[PROVIDED DATA start]

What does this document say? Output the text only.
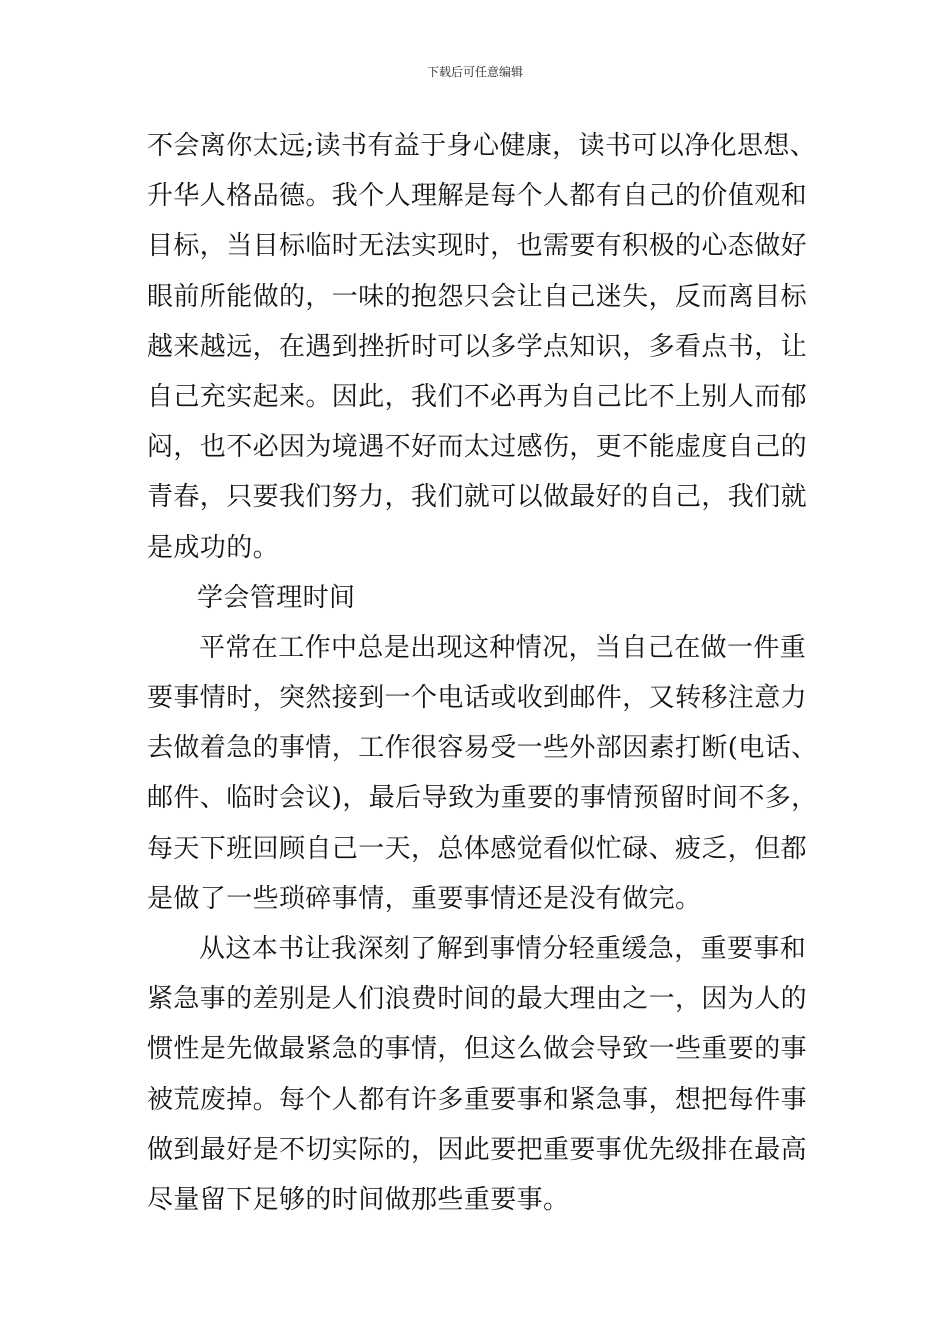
下载后可任意编辑
不会离你太远;读书有益于身心健康，读书可以净化思想、
升华人格品德。我个人理解是每个人都有自己的价值观和
目标，当目标临时无法实现时，也需要有积极的心态做好
眼前所能做的，一味的抱怨只会让自己迷失，反而离目标
越来越远，在遇到挫折时可以多学点知识，多看点书，让
自己充实起来。因此，我们不必再为自己比不上别人而郁
闷，也不必因为境遇不好而太过感伤，更不能虚度自己的
青春，只要我们努力，我们就可以做最好的自己，我们就
是成功的。
学会管理时间
平常在工作中总是出现这种情况，当自己在做一件重
要事情时，突然接到一个电话或收到邮件，又转移注意力
去做着急的事情，工作很容易受一些外部因素打断(电话、
邮件、临时会议)，最后导致为重要的事情预留时间不多，
每天下班回顾自己一天，总体感觉看似忙碌、疲乏，但都
是做了一些琐碎事情，重要事情还是没有做完。
从这本书让我深刻了解到事情分轻重缓急，重要事和
紧急事的差别是人们浪费时间的最大理由之一，因为人的
惯性是先做最紧急的事情，但这么做会导致一些重要的事
被荒废掉。每个人都有许多重要事和紧急事，想把每件事
做到最好是不切实际的，因此要把重要事优先级排在最高
尽量留下足够的时间做那些重要事。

[PROVIDED DATA end]

* _TASK BRIEF_: Every record is to be reproduced exactly, with no pictures included.

* _THE RESULT_:
What does this document say? Output the text only.
下载后可任意编辑
不会离你太远;读书有益于身心健康，读书可以净化思想、
升华人格品德。我个人理解是每个人都有自己的价值观和
目标，当目标临时无法实现时，也需要有积极的心态做好
眼前所能做的，一味的抱怨只会让自己迷失，反而离目标
越来越远，在遇到挫折时可以多学点知识，多看点书，让
自己充实起来。因此，我们不必再为自己比不上别人而郁
闷，也不必因为境遇不好而太过感伤，更不能虚度自己的
青春，只要我们努力，我们就可以做最好的自己，我们就
是成功的。
学会管理时间
平常在工作中总是出现这种情况，当自己在做一件重
要事情时，突然接到一个电话或收到邮件，又转移注意力
去做着急的事情，工作很容易受一些外部因素打断(电话、
邮件、临时会议)，最后导致为重要的事情预留时间不多，
每天下班回顾自己一天，总体感觉看似忙碌、疲乏，但都
是做了一些琐碎事情，重要事情还是没有做完。
从这本书让我深刻了解到事情分轻重缓急，重要事和
紧急事的差别是人们浪费时间的最大理由之一，因为人的
惯性是先做最紧急的事情，但这么做会导致一些重要的事
被荒废掉。每个人都有许多重要事和紧急事，想把每件事
做到最好是不切实际的，因此要把重要事优先级排在最高
尽量留下足够的时间做那些重要事。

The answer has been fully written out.